# [GIVEN PROBLEM]
Records follow. Copy every line with "site".

Records from a data source:
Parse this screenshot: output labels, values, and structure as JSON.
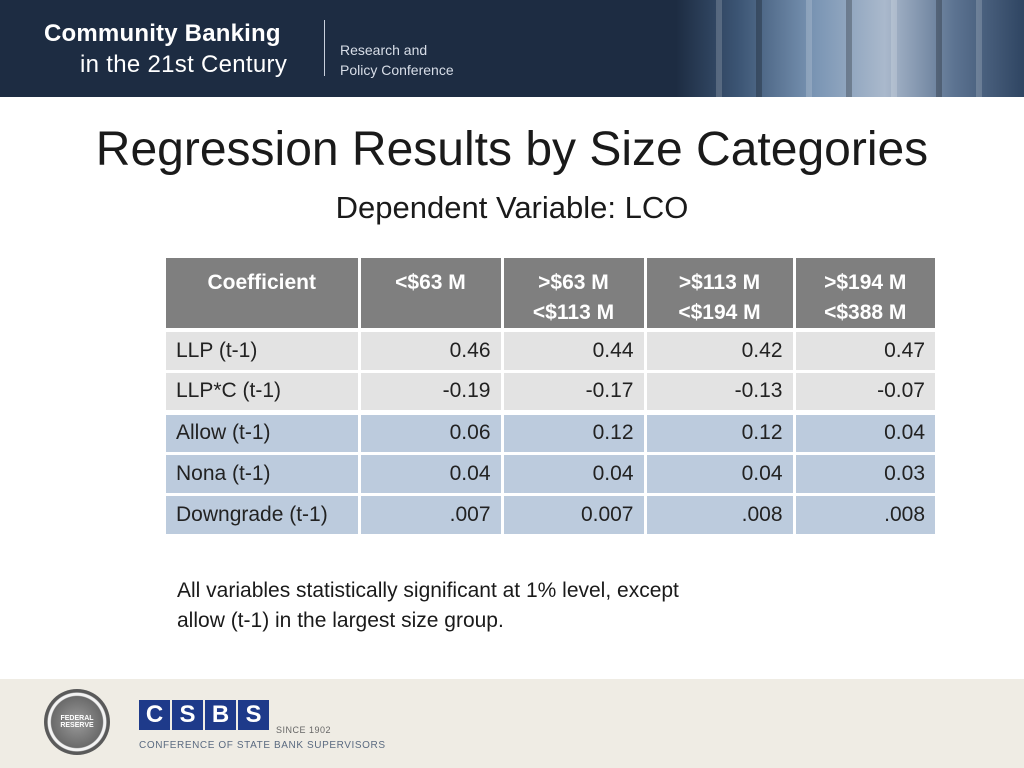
{
  "banner": {
    "line1": "Community Banking",
    "line2": "in the 21st Century",
    "sub1": "Research and",
    "sub2": "Policy Conference"
  },
  "title": "Regression Results by Size Categories",
  "subtitle": "Dependent Variable:  LCO",
  "table": {
    "headers": [
      [
        "Coefficient",
        ""
      ],
      [
        "<$63 M",
        ""
      ],
      [
        ">$63 M",
        "<$113 M"
      ],
      [
        ">$113 M",
        "<$194 M"
      ],
      [
        ">$194  M",
        "<$388 M"
      ]
    ],
    "rows": [
      [
        "LLP (t-1)",
        "0.46",
        "0.44",
        "0.42",
        "0.47"
      ],
      [
        "LLP*C  (t-1)",
        "-0.19",
        "-0.17",
        "-0.13",
        "-0.07"
      ],
      [
        "Allow (t-1)",
        "0.06",
        "0.12",
        "0.12",
        "0.04"
      ],
      [
        "Nona (t-1)",
        "0.04",
        "0.04",
        "0.04",
        "0.03"
      ],
      [
        "Downgrade (t-1)",
        ".007",
        "0.007",
        ".008",
        ".008"
      ]
    ]
  },
  "note": {
    "line1": "All variables statistically significant at 1% level, except",
    "line2": "allow (t-1) in the largest size group."
  },
  "footer": {
    "seal_text": "FEDERAL RESERVE",
    "csbs_letters": [
      "C",
      "S",
      "B",
      "S"
    ],
    "since": "SINCE 1902",
    "csbs_name": "CONFERENCE OF STATE BANK SUPERVISORS"
  },
  "colors": {
    "banner": "#1d2c42",
    "header_cell": "#7f7f7f",
    "gray_row": "#e3e3e3",
    "blue_row": "#bccbdd",
    "csbs_blue": "#1e3a8a"
  }
}
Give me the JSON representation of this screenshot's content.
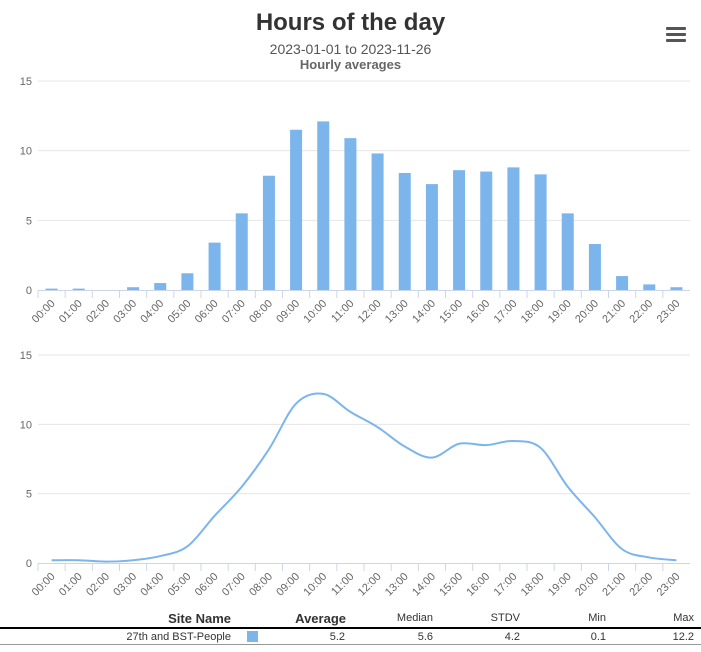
{
  "header": {
    "title": "Hours of the day",
    "subtitle": "2023-01-01 to 2023-11-26",
    "subtitle2": "Hourly averages",
    "menu_icon": "hamburger-menu-icon"
  },
  "chart_data": [
    {
      "type": "bar",
      "categories": [
        "00:00",
        "01:00",
        "02:00",
        "03:00",
        "04:00",
        "05:00",
        "06:00",
        "07:00",
        "08:00",
        "09:00",
        "10:00",
        "11:00",
        "12:00",
        "13:00",
        "14:00",
        "15:00",
        "16:00",
        "17:00",
        "18:00",
        "19:00",
        "20:00",
        "21:00",
        "22:00",
        "23:00"
      ],
      "values": [
        0.1,
        0.1,
        0,
        0.2,
        0.5,
        1.2,
        3.4,
        5.5,
        8.2,
        11.5,
        12.1,
        10.9,
        9.8,
        8.4,
        7.6,
        8.6,
        8.5,
        8.8,
        8.3,
        5.5,
        3.3,
        1.0,
        0.4,
        0.2
      ],
      "ylim": [
        0,
        15
      ],
      "yticks": [
        "0",
        "5",
        "10",
        "15"
      ],
      "grid": true,
      "color": "#7cb5ec"
    },
    {
      "type": "line",
      "categories": [
        "00:00",
        "01:00",
        "02:00",
        "03:00",
        "04:00",
        "05:00",
        "06:00",
        "07:00",
        "08:00",
        "09:00",
        "10:00",
        "11:00",
        "12:00",
        "13:00",
        "14:00",
        "15:00",
        "16:00",
        "17:00",
        "18:00",
        "19:00",
        "20:00",
        "21:00",
        "22:00",
        "23:00"
      ],
      "values": [
        0.2,
        0.2,
        0.1,
        0.2,
        0.5,
        1.2,
        3.4,
        5.5,
        8.2,
        11.5,
        12.2,
        10.9,
        9.8,
        8.4,
        7.6,
        8.6,
        8.5,
        8.8,
        8.3,
        5.5,
        3.3,
        1.0,
        0.4,
        0.2
      ],
      "ylim": [
        0,
        15
      ],
      "yticks": [
        "0",
        "5",
        "10",
        "15"
      ],
      "grid": true,
      "color": "#7cb5ec",
      "smooth": true
    }
  ],
  "table": {
    "headers": {
      "site": "Site Name",
      "average": "Average",
      "median": "Median",
      "stdv": "STDV",
      "min": "Min",
      "max": "Max"
    },
    "rows": [
      {
        "site": "27th and BST-People",
        "color": "#7cb5ec",
        "average": "5.2",
        "median": "5.6",
        "stdv": "4.2",
        "min": "0.1",
        "max": "12.2"
      }
    ]
  }
}
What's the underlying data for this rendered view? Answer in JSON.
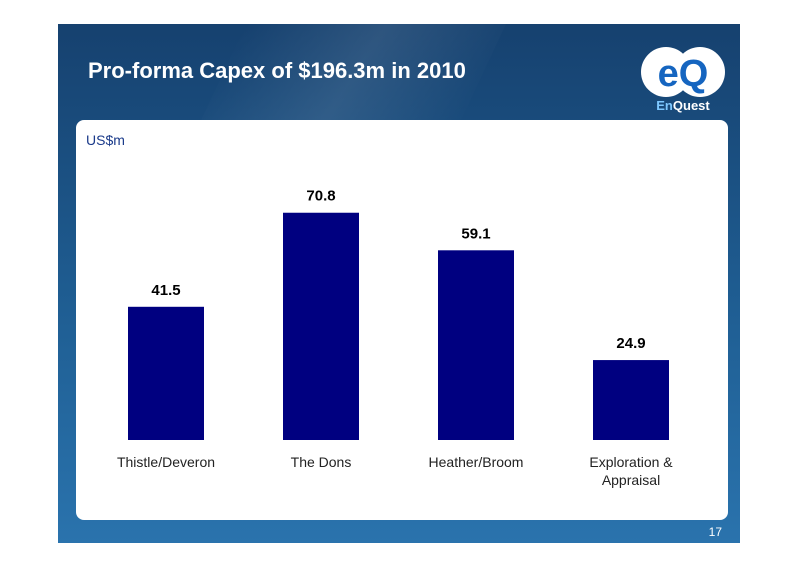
{
  "slide": {
    "title": "Pro-forma Capex of $196.3m in 2010",
    "page_number": "17"
  },
  "logo": {
    "mark": "eQ",
    "wordmark_part1": "En",
    "wordmark_part2": "Quest"
  },
  "colors": {
    "bar": "#000080",
    "background_dark": "#16416f",
    "background_light": "#2a73ad",
    "logo_blue": "#1565c0"
  },
  "chart_data": {
    "type": "bar",
    "ylabel": "US$m",
    "categories": [
      [
        "Thistle/Deveron"
      ],
      [
        "The Dons"
      ],
      [
        "Heather/Broom"
      ],
      [
        "Exploration &",
        "Appraisal"
      ]
    ],
    "values": [
      41.5,
      70.8,
      59.1,
      24.9
    ],
    "data_labels": [
      "41.5",
      "70.8",
      "59.1",
      "24.9"
    ],
    "ylim": [
      0,
      81
    ],
    "grid": false,
    "legend": "none"
  }
}
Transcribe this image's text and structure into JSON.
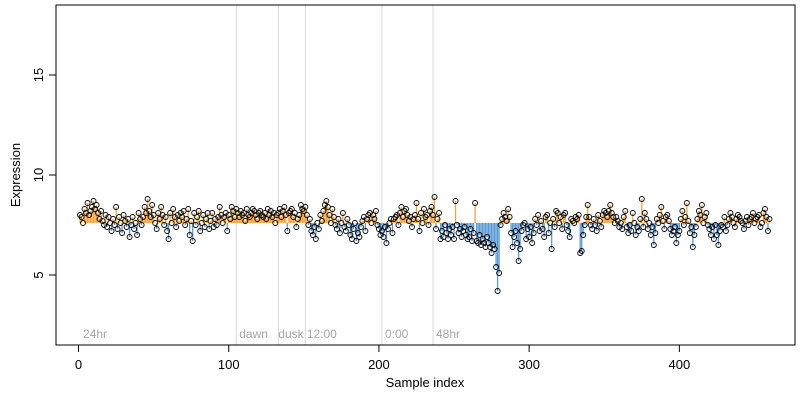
{
  "chart_data": {
    "type": "scatter",
    "title": "",
    "xlabel": "Sample index",
    "ylabel": "Expression",
    "xlim": [
      -15,
      477
    ],
    "ylim": [
      1.5,
      18.5
    ],
    "x_ticks": [
      0,
      100,
      200,
      300,
      400
    ],
    "y_ticks": [
      5,
      10,
      15
    ],
    "baseline": 7.6,
    "colors": {
      "above": "#f2a23a",
      "below": "#5b9bd5",
      "marker_stroke": "#000000",
      "separator": "#d9d9d9",
      "group_label": "#a6a6a6"
    },
    "group_separators": [
      105,
      133,
      151,
      202,
      236
    ],
    "group_labels": [
      {
        "x": 3,
        "label": "24hr"
      },
      {
        "x": 107,
        "label": "dawn"
      },
      {
        "x": 133,
        "label": "dusk"
      },
      {
        "x": 152,
        "label": "12:00"
      },
      {
        "x": 204,
        "label": "0:00"
      },
      {
        "x": 238,
        "label": "48hr"
      }
    ],
    "series": [
      {
        "x_start": 1,
        "values": [
          8.0,
          7.9,
          7.6,
          8.3,
          8.1,
          8.6,
          8.0,
          8.2,
          8.4,
          8.7,
          8.3,
          8.5,
          8.1,
          7.8,
          8.2,
          7.7,
          7.5,
          8.0,
          7.4,
          7.9,
          7.6,
          7.2,
          7.8,
          7.5,
          8.4,
          7.3,
          7.9,
          7.6,
          7.1,
          8.0,
          7.7,
          7.4,
          7.8,
          6.9,
          7.5,
          7.9,
          7.3,
          7.6,
          7.0,
          8.1,
          7.8,
          7.5,
          7.9,
          8.4,
          8.1,
          8.8,
          8.2,
          7.9,
          8.5,
          8.0,
          7.6,
          7.3,
          8.1,
          7.8,
          8.4,
          8.0,
          7.5,
          7.9,
          7.2,
          6.8,
          8.1,
          7.6,
          8.3,
          7.9,
          7.4,
          8.0,
          7.7,
          8.1,
          7.9,
          8.2,
          7.5,
          7.8,
          8.3,
          7.0,
          7.7,
          6.7,
          8.1,
          7.5,
          7.9,
          8.2,
          7.2,
          7.6,
          8.0,
          7.4,
          7.8,
          8.1,
          7.3,
          7.7,
          8.1,
          7.4,
          7.8,
          7.5,
          7.9,
          8.4,
          8.0,
          7.6,
          7.9,
          8.1,
          7.2,
          8.0,
          7.8,
          8.4,
          8.2,
          7.9,
          8.3,
          8.1,
          7.9,
          8.2,
          8.0,
          8.1,
          7.7,
          8.3,
          8.0,
          7.9,
          8.1,
          8.3,
          8.2,
          8.0,
          7.8,
          8.1,
          8.2,
          8.0,
          7.9,
          8.1,
          7.8,
          8.3,
          8.0,
          8.2,
          7.9,
          8.1,
          7.6,
          8.0,
          8.1,
          8.3,
          7.9,
          8.2,
          8.4,
          8.0,
          7.2,
          8.1,
          8.2,
          8.3,
          7.9,
          8.1,
          7.4,
          7.8,
          8.0,
          8.5,
          8.3,
          8.2,
          8.4,
          8.0,
          7.5,
          7.8,
          7.2,
          7.0,
          7.4,
          6.8,
          7.6,
          7.3,
          8.0,
          7.7,
          8.2,
          8.5,
          8.7,
          8.4,
          8.0,
          7.6,
          8.3,
          7.9,
          7.5,
          7.3,
          7.8,
          7.1,
          7.6,
          8.1,
          7.4,
          7.2,
          7.8,
          7.5,
          7.0,
          6.8,
          7.3,
          7.6,
          6.7,
          7.1,
          6.9,
          7.4,
          7.7,
          7.9,
          7.2,
          7.8,
          8.0,
          8.1,
          7.6,
          8.0,
          7.8,
          8.2,
          7.5,
          7.3,
          7.0,
          7.2,
          6.9,
          7.4,
          6.6,
          7.3,
          7.6,
          7.8,
          7.1,
          7.8,
          7.9,
          8.0,
          7.5,
          8.1,
          8.4,
          7.9,
          8.2,
          8.3,
          8.0,
          7.7,
          7.9,
          7.4,
          7.8,
          8.0,
          8.6,
          7.8,
          7.2,
          8.1,
          7.6,
          8.3,
          7.9,
          8.0,
          7.5,
          8.2,
          8.4,
          8.0,
          8.9,
          7.3,
          7.8,
          8.1,
          6.8,
          7.2,
          6.9,
          7.5,
          7.1,
          6.8,
          7.3,
          7.0,
          7.4,
          6.8,
          8.7,
          7.5,
          7.1,
          7.3,
          6.9,
          7.2,
          7.4,
          7.0,
          6.8,
          6.9,
          7.3,
          6.7,
          7.1,
          8.6,
          6.7,
          6.6,
          7.0,
          6.5,
          6.8,
          6.6,
          6.4,
          6.9,
          6.6,
          6.4,
          6.1,
          6.5,
          6.3,
          5.4,
          4.2,
          5.1,
          7.5,
          7.8,
          8.1,
          7.9,
          7.7,
          8.3,
          7.9,
          7.1,
          6.4,
          6.9,
          7.2,
          6.6,
          5.7,
          6.3,
          7.2,
          7.5,
          7.6,
          6.8,
          7.3,
          6.9,
          7.4,
          6.6,
          7.1,
          7.8,
          7.5,
          8.0,
          7.2,
          7.7,
          7.3,
          6.9,
          7.9,
          8.0,
          7.1,
          7.6,
          6.3,
          7.8,
          7.4,
          8.2,
          8.1,
          7.6,
          7.9,
          7.3,
          8.0,
          8.1,
          7.5,
          7.2,
          6.9,
          7.8,
          7.7,
          7.6,
          7.9,
          7.8,
          8.0,
          6.1,
          6.2,
          7.0,
          7.5,
          7.9,
          8.5,
          7.9,
          7.5,
          7.3,
          7.8,
          7.5,
          7.2,
          8.0,
          7.7,
          7.4,
          8.0,
          8.2,
          8.1,
          7.9,
          8.2,
          8.5,
          8.1,
          7.9,
          7.6,
          7.9,
          7.7,
          7.4,
          7.6,
          7.3,
          7.9,
          8.2,
          7.4,
          7.1,
          7.5,
          7.2,
          8.1,
          7.6,
          7.0,
          7.4,
          7.2,
          7.8,
          8.8,
          7.4,
          8.1,
          7.8,
          7.3,
          7.6,
          7.0,
          7.4,
          6.5,
          7.1,
          7.8,
          7.6,
          8.0,
          8.4,
          7.7,
          7.3,
          7.9,
          8.0,
          7.7,
          7.3,
          7.0,
          7.2,
          7.4,
          6.6,
          7.0,
          7.2,
          7.8,
          8.2,
          7.5,
          7.9,
          8.6,
          7.7,
          7.1,
          7.4,
          6.4,
          7.0,
          7.4,
          7.8,
          8.2,
          8.0,
          8.5,
          7.6,
          7.9,
          8.1,
          7.5,
          7.3,
          7.0,
          7.4,
          6.8,
          7.5,
          7.0,
          6.5,
          7.2,
          7.5,
          7.4,
          7.9,
          7.2,
          7.5,
          7.8,
          8.1,
          7.9,
          7.6,
          7.4,
          7.8,
          8.0,
          7.9,
          7.7,
          7.6,
          7.3,
          7.7,
          7.9,
          7.5,
          7.8,
          7.9,
          8.1,
          7.6,
          7.8,
          7.9,
          8.0,
          7.4,
          7.6,
          8.1,
          8.3,
          7.9,
          7.2,
          7.8
        ]
      }
    ]
  }
}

# [THE COMPLETED TASK]
      "site": "Site Name",
        "site": "27th and BST-People",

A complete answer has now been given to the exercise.